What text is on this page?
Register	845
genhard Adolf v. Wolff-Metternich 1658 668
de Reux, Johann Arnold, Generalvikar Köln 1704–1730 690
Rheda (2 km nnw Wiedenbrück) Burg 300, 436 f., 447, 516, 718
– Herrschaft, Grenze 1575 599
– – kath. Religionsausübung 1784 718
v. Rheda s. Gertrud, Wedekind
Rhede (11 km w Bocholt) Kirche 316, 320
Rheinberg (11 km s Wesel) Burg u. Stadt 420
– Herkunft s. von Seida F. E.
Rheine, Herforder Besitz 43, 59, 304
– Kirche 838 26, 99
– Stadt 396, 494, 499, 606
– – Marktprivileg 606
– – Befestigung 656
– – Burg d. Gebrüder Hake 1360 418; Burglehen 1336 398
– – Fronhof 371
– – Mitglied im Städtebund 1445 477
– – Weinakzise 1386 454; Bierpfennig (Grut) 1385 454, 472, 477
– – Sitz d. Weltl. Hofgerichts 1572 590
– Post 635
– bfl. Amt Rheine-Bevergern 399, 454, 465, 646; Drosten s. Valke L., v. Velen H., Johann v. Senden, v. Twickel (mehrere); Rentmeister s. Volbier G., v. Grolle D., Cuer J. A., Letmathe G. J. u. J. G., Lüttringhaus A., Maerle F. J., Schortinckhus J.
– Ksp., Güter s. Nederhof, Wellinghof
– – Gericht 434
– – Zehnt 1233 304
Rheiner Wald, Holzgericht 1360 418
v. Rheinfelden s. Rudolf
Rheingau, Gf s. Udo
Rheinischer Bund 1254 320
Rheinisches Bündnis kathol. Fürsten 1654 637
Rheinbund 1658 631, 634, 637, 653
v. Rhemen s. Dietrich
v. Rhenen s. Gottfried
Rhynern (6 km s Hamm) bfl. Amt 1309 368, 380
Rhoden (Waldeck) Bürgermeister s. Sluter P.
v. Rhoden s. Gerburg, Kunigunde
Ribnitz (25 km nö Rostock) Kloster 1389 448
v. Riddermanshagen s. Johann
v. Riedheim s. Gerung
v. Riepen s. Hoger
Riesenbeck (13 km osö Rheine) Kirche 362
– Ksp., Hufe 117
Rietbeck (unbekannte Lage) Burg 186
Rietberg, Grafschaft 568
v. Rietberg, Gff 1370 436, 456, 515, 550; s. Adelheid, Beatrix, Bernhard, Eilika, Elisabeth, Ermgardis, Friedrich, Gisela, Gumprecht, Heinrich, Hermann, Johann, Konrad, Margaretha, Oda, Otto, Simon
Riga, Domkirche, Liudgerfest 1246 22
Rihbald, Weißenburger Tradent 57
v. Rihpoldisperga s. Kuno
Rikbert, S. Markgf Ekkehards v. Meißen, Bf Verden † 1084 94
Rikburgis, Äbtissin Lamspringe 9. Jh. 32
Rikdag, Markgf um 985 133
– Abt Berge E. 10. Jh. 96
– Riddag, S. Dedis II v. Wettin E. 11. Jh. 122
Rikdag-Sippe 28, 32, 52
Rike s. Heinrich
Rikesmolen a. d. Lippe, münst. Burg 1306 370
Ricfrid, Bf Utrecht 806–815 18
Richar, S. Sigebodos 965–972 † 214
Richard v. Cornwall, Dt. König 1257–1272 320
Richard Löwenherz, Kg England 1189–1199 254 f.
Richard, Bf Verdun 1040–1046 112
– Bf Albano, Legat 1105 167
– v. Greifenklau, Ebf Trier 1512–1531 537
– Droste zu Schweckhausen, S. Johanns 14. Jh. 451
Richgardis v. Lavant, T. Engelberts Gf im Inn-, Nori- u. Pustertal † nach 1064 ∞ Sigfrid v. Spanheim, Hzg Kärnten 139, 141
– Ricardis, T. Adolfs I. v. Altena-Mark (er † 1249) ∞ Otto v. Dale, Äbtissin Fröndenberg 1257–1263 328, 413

_EXERCISE PROMPT_: Copy each entry exactly, with nothing added or dropped.

_SOLUTION TO THIS PROBLEM_:
What text is on this page?
Register	845
genhard Adolf v. Wolff-Metternich 1658 668
de Reux, Johann Arnold, Generalvikar Köln 1704–1730 690
Rheda (2 km nnw Wiedenbrück) Burg 300, 436 f., 447, 516, 718
– Herrschaft, Grenze 1575 599
– – kath. Religionsausübung 1784 718
v. Rheda s. Gertrud, Wedekind
Rhede (11 km w Bocholt) Kirche 316, 320
Rheinberg (11 km s Wesel) Burg u. Stadt 420
– Herkunft s. von Seida F. E.
Rheine, Herforder Besitz 43, 59, 304
– Kirche 838 26, 99
– Stadt 396, 494, 499, 606
– – Marktprivileg 606
– – Befestigung 656
– – Burg d. Gebrüder Hake 1360 418; Burglehen 1336 398
– – Fronhof 371
– – Mitglied im Städtebund 1445 477
– – Weinakzise 1386 454; Bierpfennig (Grut) 1385 454, 472, 477
– – Sitz d. Weltl. Hofgerichts 1572 590
– Post 635
– bfl. Amt Rheine-Bevergern 399, 454, 465, 646; Drosten s. Valke L., v. Velen H., Johann v. Senden, v. Twickel (mehrere); Rentmeister s. Volbier G., v. Grolle D., Cuer J. A., Letmathe G. J. u. J. G., Lüttringhaus A., Maerle F. J., Schortinckhus J.
– Ksp., Güter s. Nederhof, Wellinghof
– – Gericht 434
– – Zehnt 1233 304
Rheiner Wald, Holzgericht 1360 418
v. Rheinfelden s. Rudolf
Rheingau, Gf s. Udo
Rheinischer Bund 1254 320
Rheinisches Bündnis kathol. Fürsten 1654 637
Rheinbund 1658 631, 634, 637, 653
v. Rhemen s. Dietrich
v. Rhenen s. Gottfried
Rhynern (6 km s Hamm) bfl. Amt 1309 368, 380
Rhoden (Waldeck) Bürgermeister s. Sluter P.
v. Rhoden s. Gerburg, Kunigunde
Ribnitz (25 km nö Rostock) Kloster 1389 448
v. Riddermanshagen s. Johann
v. Riedheim s. Gerung
v. Riepen s. Hoger
Riesenbeck (13 km osö Rheine) Kirche 362
– Ksp., Hufe 117
Rietbeck (unbekannte Lage) Burg 186
Rietberg, Grafschaft 568
v. Rietberg, Gff 1370 436, 456, 515, 550; s. Adelheid, Beatrix, Bernhard, Eilika, Elisabeth, Ermgardis, Friedrich, Gisela, Gumprecht, Heinrich, Hermann, Johann, Konrad, Margaretha, Oda, Otto, Simon
Riga, Domkirche, Liudgerfest 1246 22
Rihbald, Weißenburger Tradent 57
v. Rihpoldisperga s. Kuno
Rikbert, S. Markgf Ekkehards v. Meißen, Bf Verden † 1084 94
Rikburgis, Äbtissin Lamspringe 9. Jh. 32
Rikdag, Markgf um 985 133
– Abt Berge E. 10. Jh. 96
– Riddag, S. Dedis II v. Wettin E. 11. Jh. 122
Rikdag-Sippe 28, 32, 52
Rike s. Heinrich
Rikesmolen a. d. Lippe, münst. Burg 1306 370
Ricfrid, Bf Utrecht 806–815 18
Richar, S. Sigebodos 965–972 † 214
Richard v. Cornwall, Dt. König 1257–1272 320
Richard Löwenherz, Kg England 1189–1199 254 f.
Richard, Bf Verdun 1040–1046 112
– Bf Albano, Legat 1105 167
– v. Greifenklau, Ebf Trier 1512–1531 537
– Droste zu Schweckhausen, S. Johanns 14. Jh. 451
Richgardis v. Lavant, T. Engelberts Gf im Inn-, Nori- u. Pustertal † nach 1064 ∞ Sigfrid v. Spanheim, Hzg Kärnten 139, 141
– Ricardis, T. Adolfs I. v. Altena-Mark (er † 1249) ∞ Otto v. Dale, Äbtissin Fröndenberg 1257–1263 328, 413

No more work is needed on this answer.